— Start of Records for processing —

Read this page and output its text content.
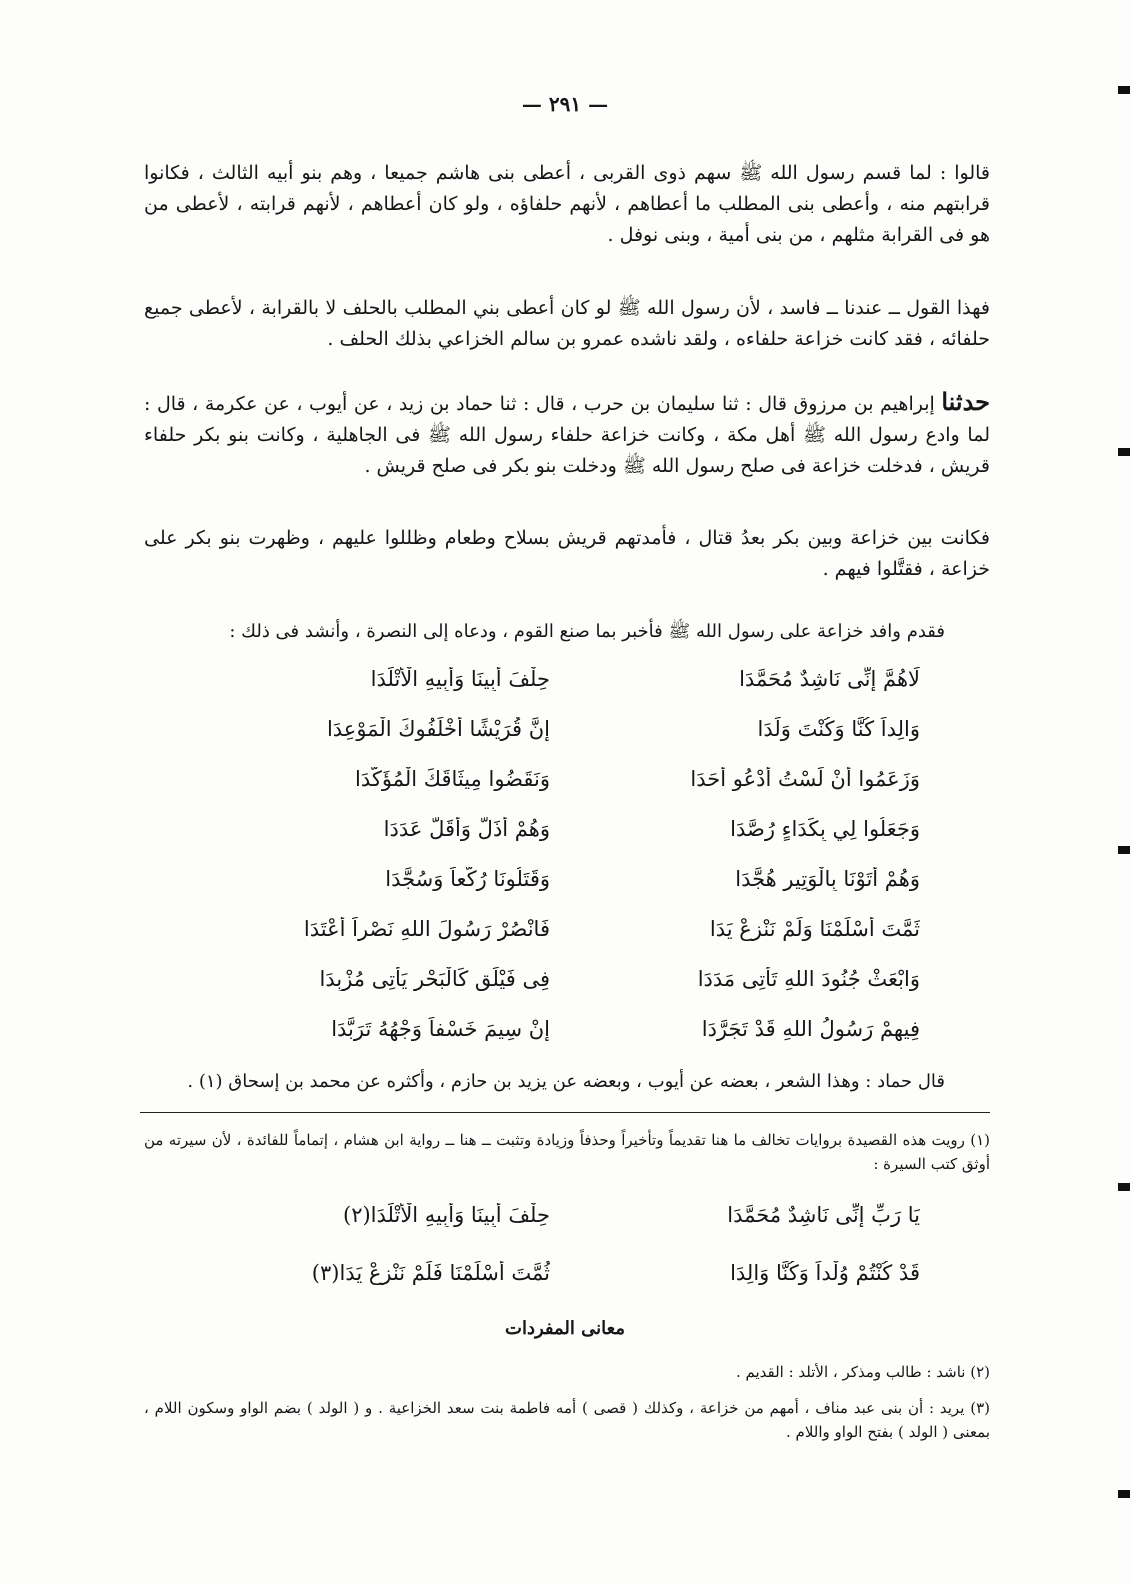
— ٢٩١ —

قالوا : لما قسم رسول الله ﷺ سهم ذوى القربى ، أعطى بنى هاشم جميعا ، وهم بنو أبيه الثالث ، فكانوا قرابتهم منه ، وأعطى بنى المطلب ما أعطاهم ، لأنهم حلفاؤه ، ولو كان أعطاهم ، لأنهم قرابته ، لأعطى من هو فى القرابة مثلهم ، من بنى أمية ، وبنى نوفل .

فهذا القول ــ عندنا ــ فاسد ، لأن رسول الله ﷺ لو كان أعطى بني المطلب بالحلف لا بالقرابة ، لأعطى جميع حلفائه ، فقد كانت خزاعة حلفاءه ، ولقد ناشده عمرو بن سالم الخزاعي بذلك الحلف .

حدثنا إبراهيم بن مرزوق قال : ثنا سليمان بن حرب ، قال : ثنا حماد بن زيد ، عن أيوب ، عن عكرمة ، قال : لما وادع رسول الله ﷺ أهل مكة ، وكانت خزاعة حلفاء رسول الله ﷺ فى الجاهلية ، وكانت بنو بكر حلفاء قريش ، فدخلت خزاعة فى صلح رسول الله ﷺ ودخلت بنو بكر فى صلح قريش .

فكانت بين خزاعة وبين بكر بعدُ قتال ، فأمدتهم قريش بسلاح وطعام وظللوا عليهم ، وظهرت بنو بكر على خزاعة ، فقتَّلوا فيهم .

فقدم وافد خزاعة على رسول الله ﷺ فأخبر بما صنع القوم ، ودعاه إلى النصرة ، وأنشد فى ذلك :
لَاهُمَّ إِنِّى نَاشِدٌ مُحَمَّدَا
حِلْفَ أَبِينَا وَأَبِيهِ الْأَتْلَدَا
وَالِداً كُنَّا وَكُنْتَ وَلَدَا
إِنَّ قُرَيْشًا أَخْلَفُوكَ الْمَوْعِدَا
وَزَعَمُوا أَنْ لَسْتُ أَدْعُو أَحَدَا
وَنَقَضُوا مِيثَاقَكَ الْمُؤَكَّدَا
وَجَعَلُوا لِي بِكَدَاءٍ رُصَّدَا
وَهُمْ أَذَلُّ وَأَقَلُّ عَدَدَا
وَهُمْ أَتَوْنَا بِالْوَتِيرِ هُجَّدَا
وَقَتَلُونَا رُكَّعاً وَسُجَّدَا
ثَمَّتَ أَسْلَمْنَا وَلَمْ نَنْزِعْ يَدَا
فَانْصُرْ رَسُولَ اللهِ نَصْراً أَعْتَدَا
وَابْعَثْ جُنُودَ اللهِ تَأْتِى مَدَدَا
فِى فَيْلَقٍ كَالْبَحْرِ يَأْتِى مُزْبِدَا
فِيهِمْ رَسُولُ اللهِ قَدْ تَجَرَّدَا
إِنْ سِيمَ خَسْفاً وَجْهُهُ تَرَبَّدَا
قال حماد : وهذا الشعر ، بعضه عن أيوب ، وبعضه عن يزيد بن حازم ، وأكثره عن محمد بن إسحاق (١) .
(١) رويت هذه القصيدة بروايات تخالف ما هنا تقديماً وتأخيراً وحذفاً وزيادة وتثبت ــ هنا ــ رواية ابن هشام ، إتماماً للفائدة ، لأن سيرته من أوثق كتب السيرة :
يَا رَبِّ إِنِّى نَاشِدٌ مُحَمَّدَا
حِلْفَ أَبِينَا وَأَبِيهِ الْأَتْلَدَا(٢)
قَدْ كُنْتُمْ وُلْداً وَكُنَّا وَالِدَا
ثُمَّتَ أَسْلَمْنَا فَلَمْ نَنْزِعْ يَدَا(٣)
معانى المفردات
(٢) ناشد : طالب ومذكر ، الأتلد : القديم .
(٣) يريد : أن بنى عبد مناف ، أمهم من خزاعة ، وكذلك ( قصى ) أمه فاطمة بنت سعد الخزاعية . و ( الولد ) بضم الواو وسكون اللام ، بمعنى ( الولد ) بفتح الواو واللام .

— End of Records for processing —

■ Instructions to follow ■
Omit the pictures and output all of the other material exactly.

■ Reply ■
Read this page and output its text content.
— ٢٩١ —

قالوا : لما قسم رسول الله ﷺ سهم ذوى القربى ، أعطى بنى هاشم جميعا ، وهم بنو أبيه الثالث ، فكانوا قرابتهم منه ، وأعطى بنى المطلب ما أعطاهم ، لأنهم حلفاؤه ، ولو كان أعطاهم ، لأنهم قرابته ، لأعطى من هو فى القرابة مثلهم ، من بنى أمية ، وبنى نوفل .

فهذا القول ــ عندنا ــ فاسد ، لأن رسول الله ﷺ لو كان أعطى بني المطلب بالحلف لا بالقرابة ، لأعطى جميع حلفائه ، فقد كانت خزاعة حلفاءه ، ولقد ناشده عمرو بن سالم الخزاعي بذلك الحلف .

حدثنا إبراهيم بن مرزوق قال : ثنا سليمان بن حرب ، قال : ثنا حماد بن زيد ، عن أيوب ، عن عكرمة ، قال : لما وادع رسول الله ﷺ أهل مكة ، وكانت خزاعة حلفاء رسول الله ﷺ فى الجاهلية ، وكانت بنو بكر حلفاء قريش ، فدخلت خزاعة فى صلح رسول الله ﷺ ودخلت بنو بكر فى صلح قريش .

فكانت بين خزاعة وبين بكر بعدُ قتال ، فأمدتهم قريش بسلاح وطعام وظللوا عليهم ، وظهرت بنو بكر على خزاعة ، فقتَّلوا فيهم .

فقدم وافد خزاعة على رسول الله ﷺ فأخبر بما صنع القوم ، ودعاه إلى النصرة ، وأنشد فى ذلك :
لَاهُمَّ إِنِّى نَاشِدٌ مُحَمَّدَا
حِلْفَ أَبِينَا وَأَبِيهِ الْأَتْلَدَا
وَالِداً كُنَّا وَكُنْتَ وَلَدَا
إِنَّ قُرَيْشًا أَخْلَفُوكَ الْمَوْعِدَا
وَزَعَمُوا أَنْ لَسْتُ أَدْعُو أَحَدَا
وَنَقَضُوا مِيثَاقَكَ الْمُؤَكَّدَا
وَجَعَلُوا لِي بِكَدَاءٍ رُصَّدَا
وَهُمْ أَذَلُّ وَأَقَلُّ عَدَدَا
وَهُمْ أَتَوْنَا بِالْوَتِيرِ هُجَّدَا
وَقَتَلُونَا رُكَّعاً وَسُجَّدَا
ثَمَّتَ أَسْلَمْنَا وَلَمْ نَنْزِعْ يَدَا
فَانْصُرْ رَسُولَ اللهِ نَصْراً أَعْتَدَا
وَابْعَثْ جُنُودَ اللهِ تَأْتِى مَدَدَا
فِى فَيْلَقٍ كَالْبَحْرِ يَأْتِى مُزْبِدَا
فِيهِمْ رَسُولُ اللهِ قَدْ تَجَرَّدَا
إِنْ سِيمَ خَسْفاً وَجْهُهُ تَرَبَّدَا
قال حماد : وهذا الشعر ، بعضه عن أيوب ، وبعضه عن يزيد بن حازم ، وأكثره عن محمد بن إسحاق (١) .
(١) رويت هذه القصيدة بروايات تخالف ما هنا تقديماً وتأخيراً وحذفاً وزيادة وتثبت ــ هنا ــ رواية ابن هشام ، إتماماً للفائدة ، لأن سيرته من أوثق كتب السيرة :
يَا رَبِّ إِنِّى نَاشِدٌ مُحَمَّدَا
حِلْفَ أَبِينَا وَأَبِيهِ الْأَتْلَدَا(٢)
قَدْ كُنْتُمْ وُلْداً وَكُنَّا وَالِدَا
ثُمَّتَ أَسْلَمْنَا فَلَمْ نَنْزِعْ يَدَا(٣)
معانى المفردات
(٢) ناشد : طالب ومذكر ، الأتلد : القديم .
(٣) يريد : أن بنى عبد مناف ، أمهم من خزاعة ، وكذلك ( قصى ) أمه فاطمة بنت سعد الخزاعية . و ( الولد ) بضم الواو وسكون اللام ، بمعنى ( الولد ) بفتح الواو واللام .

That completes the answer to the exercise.